§ EXERCISE PROMPT: Separate out the lines that hold "Meeler".

§ DATASET:
□ □ □ □ □ □ □
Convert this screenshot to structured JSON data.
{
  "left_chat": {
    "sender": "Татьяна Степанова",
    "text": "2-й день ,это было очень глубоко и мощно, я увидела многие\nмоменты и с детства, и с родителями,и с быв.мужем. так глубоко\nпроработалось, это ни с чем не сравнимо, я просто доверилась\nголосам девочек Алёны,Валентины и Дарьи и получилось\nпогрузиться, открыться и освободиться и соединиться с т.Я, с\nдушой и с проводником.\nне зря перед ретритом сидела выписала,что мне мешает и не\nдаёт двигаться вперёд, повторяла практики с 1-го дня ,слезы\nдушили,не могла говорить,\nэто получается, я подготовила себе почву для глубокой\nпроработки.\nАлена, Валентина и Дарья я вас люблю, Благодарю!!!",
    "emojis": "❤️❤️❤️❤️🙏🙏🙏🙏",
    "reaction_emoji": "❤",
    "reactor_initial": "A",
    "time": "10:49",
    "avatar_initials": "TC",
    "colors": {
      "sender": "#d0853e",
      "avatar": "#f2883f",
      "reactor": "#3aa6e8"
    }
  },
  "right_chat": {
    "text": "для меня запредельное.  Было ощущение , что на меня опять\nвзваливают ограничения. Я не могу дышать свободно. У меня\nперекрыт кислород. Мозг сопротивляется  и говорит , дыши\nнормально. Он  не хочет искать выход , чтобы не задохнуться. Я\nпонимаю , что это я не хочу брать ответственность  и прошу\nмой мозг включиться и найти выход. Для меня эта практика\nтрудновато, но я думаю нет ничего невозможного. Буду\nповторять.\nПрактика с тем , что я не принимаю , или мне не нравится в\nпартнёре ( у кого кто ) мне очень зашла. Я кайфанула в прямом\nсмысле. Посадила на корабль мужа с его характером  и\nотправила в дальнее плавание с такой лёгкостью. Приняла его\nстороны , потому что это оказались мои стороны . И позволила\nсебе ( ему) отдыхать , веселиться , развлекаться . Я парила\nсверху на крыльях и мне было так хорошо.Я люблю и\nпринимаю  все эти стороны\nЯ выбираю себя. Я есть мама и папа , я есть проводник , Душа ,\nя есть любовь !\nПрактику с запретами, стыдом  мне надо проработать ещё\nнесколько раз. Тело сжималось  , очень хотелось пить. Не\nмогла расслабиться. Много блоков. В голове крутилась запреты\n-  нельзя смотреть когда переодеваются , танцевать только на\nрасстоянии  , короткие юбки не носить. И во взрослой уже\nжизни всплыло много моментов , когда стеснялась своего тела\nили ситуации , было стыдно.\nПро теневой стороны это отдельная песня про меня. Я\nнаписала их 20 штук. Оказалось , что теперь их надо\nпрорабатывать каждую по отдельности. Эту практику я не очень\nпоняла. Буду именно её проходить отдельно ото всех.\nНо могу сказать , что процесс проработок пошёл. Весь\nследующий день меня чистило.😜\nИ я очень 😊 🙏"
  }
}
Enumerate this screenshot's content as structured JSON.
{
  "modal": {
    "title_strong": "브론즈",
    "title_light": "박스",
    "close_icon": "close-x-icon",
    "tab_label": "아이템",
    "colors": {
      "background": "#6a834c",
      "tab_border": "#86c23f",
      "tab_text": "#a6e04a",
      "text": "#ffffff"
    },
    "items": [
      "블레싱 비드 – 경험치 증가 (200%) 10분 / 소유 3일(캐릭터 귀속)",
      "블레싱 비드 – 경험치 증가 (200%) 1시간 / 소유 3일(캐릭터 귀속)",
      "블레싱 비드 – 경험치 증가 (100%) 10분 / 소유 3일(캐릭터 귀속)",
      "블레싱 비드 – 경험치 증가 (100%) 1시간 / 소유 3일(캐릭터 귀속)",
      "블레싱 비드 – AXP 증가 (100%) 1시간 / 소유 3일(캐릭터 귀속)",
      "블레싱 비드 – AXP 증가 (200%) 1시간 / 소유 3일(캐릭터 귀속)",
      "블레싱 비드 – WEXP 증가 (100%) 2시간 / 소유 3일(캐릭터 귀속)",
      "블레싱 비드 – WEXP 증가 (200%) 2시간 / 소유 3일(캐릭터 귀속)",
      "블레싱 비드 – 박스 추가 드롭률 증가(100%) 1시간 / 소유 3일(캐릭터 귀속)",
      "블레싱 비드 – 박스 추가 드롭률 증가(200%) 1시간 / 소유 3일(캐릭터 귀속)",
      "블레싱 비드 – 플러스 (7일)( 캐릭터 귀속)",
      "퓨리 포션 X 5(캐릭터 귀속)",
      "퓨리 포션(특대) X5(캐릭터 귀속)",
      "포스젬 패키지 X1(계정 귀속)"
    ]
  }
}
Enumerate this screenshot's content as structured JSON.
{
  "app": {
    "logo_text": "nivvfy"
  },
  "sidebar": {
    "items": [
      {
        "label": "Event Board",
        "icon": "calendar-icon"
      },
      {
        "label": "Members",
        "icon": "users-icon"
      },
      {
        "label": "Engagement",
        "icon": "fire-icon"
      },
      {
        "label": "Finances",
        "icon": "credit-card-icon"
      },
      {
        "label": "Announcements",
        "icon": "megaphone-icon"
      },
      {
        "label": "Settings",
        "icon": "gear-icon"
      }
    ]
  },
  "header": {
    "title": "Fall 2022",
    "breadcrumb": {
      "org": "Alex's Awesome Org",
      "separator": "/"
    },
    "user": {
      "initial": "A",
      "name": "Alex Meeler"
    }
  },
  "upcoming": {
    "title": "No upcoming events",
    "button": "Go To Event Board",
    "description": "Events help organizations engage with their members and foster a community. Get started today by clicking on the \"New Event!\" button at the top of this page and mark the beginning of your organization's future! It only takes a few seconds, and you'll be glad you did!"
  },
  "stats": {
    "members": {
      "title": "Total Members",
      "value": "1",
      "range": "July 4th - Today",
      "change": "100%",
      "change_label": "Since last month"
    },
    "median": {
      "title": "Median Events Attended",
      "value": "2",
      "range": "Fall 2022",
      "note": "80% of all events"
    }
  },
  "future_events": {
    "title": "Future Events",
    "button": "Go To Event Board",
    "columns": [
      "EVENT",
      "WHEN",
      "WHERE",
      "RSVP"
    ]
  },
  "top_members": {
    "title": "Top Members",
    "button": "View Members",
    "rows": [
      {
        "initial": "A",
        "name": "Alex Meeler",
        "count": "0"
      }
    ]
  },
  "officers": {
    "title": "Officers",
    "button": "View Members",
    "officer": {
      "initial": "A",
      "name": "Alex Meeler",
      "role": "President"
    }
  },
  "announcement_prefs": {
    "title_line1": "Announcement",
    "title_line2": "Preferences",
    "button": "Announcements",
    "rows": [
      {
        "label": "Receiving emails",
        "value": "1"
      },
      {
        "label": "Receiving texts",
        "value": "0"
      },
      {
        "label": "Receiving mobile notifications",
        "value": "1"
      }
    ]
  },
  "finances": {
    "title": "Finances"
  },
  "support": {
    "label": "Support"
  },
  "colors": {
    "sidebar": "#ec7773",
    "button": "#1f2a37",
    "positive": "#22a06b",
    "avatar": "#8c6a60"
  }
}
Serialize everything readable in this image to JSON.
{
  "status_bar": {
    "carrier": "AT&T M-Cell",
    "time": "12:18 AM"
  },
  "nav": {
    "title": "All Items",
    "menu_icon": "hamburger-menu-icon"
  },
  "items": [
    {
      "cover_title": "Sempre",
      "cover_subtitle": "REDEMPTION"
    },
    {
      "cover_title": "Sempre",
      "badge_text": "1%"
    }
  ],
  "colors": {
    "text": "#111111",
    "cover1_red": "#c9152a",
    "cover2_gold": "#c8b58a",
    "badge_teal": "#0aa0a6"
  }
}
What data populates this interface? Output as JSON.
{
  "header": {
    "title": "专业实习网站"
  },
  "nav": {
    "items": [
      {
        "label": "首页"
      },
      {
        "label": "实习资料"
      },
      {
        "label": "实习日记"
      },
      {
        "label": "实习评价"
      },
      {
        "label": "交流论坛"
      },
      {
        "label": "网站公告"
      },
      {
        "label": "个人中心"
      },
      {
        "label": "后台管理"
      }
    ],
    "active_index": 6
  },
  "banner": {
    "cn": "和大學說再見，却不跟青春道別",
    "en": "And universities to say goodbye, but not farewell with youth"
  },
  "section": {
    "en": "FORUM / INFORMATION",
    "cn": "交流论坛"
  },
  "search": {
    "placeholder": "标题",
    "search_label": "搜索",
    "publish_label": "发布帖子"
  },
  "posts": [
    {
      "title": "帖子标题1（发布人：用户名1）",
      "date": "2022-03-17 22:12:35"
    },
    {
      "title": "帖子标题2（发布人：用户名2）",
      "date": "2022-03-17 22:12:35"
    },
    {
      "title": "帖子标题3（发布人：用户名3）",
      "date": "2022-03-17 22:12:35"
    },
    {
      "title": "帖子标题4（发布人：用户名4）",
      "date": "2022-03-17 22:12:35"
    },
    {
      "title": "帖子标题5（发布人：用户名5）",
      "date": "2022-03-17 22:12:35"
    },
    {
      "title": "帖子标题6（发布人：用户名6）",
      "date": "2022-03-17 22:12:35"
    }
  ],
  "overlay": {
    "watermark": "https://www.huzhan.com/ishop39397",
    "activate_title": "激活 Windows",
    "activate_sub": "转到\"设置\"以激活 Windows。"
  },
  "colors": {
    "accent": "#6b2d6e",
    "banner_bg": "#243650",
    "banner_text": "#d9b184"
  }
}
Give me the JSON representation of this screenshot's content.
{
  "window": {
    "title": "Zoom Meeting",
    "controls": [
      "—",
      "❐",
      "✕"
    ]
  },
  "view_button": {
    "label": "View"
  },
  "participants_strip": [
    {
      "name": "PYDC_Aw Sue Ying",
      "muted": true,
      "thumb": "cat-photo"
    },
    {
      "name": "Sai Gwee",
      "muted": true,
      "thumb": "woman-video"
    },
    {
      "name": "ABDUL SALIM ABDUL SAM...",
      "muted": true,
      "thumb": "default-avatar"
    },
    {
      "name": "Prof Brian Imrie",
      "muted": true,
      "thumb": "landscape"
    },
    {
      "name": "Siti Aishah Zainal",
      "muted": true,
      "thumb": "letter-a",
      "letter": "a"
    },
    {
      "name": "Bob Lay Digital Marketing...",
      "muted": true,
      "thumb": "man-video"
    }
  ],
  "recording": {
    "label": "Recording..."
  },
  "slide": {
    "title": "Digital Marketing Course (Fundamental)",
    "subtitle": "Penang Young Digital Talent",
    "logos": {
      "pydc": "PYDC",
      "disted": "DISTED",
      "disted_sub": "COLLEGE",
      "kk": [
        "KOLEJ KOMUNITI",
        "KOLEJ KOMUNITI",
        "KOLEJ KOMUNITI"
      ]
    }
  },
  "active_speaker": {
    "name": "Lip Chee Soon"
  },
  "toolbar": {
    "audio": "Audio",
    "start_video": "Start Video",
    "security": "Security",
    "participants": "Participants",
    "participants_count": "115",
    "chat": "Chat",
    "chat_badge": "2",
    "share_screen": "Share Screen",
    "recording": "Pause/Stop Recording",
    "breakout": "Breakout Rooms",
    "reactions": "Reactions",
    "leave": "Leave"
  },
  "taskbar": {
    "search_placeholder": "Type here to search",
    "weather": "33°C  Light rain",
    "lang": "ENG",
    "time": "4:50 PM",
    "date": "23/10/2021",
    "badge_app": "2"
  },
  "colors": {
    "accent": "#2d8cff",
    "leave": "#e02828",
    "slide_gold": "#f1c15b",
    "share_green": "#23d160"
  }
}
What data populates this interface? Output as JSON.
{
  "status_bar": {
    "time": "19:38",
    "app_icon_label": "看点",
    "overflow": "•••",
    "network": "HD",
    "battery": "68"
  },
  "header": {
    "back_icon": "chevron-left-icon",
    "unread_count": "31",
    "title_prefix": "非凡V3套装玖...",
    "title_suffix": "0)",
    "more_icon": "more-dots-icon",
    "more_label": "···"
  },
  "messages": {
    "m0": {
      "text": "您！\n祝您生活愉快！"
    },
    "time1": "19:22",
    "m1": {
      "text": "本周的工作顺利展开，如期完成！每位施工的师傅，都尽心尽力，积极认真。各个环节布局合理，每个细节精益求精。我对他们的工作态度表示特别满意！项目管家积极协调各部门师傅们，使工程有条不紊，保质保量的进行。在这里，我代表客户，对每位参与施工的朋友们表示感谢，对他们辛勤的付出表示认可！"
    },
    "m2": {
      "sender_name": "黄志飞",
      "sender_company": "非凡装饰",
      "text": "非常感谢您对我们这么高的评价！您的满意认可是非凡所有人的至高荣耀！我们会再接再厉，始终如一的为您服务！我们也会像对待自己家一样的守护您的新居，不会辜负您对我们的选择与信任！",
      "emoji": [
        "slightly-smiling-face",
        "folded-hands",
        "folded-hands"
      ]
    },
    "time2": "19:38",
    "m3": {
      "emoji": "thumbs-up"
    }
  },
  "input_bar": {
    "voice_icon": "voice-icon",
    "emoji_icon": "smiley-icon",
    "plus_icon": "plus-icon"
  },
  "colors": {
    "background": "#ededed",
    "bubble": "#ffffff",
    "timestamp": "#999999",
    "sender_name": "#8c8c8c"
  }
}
□ □ □ □ □ □ □
§ RESULT:
      "name": "Alex Meeler"
        "name": "Alex Meeler",
      "name": "Alex Meeler",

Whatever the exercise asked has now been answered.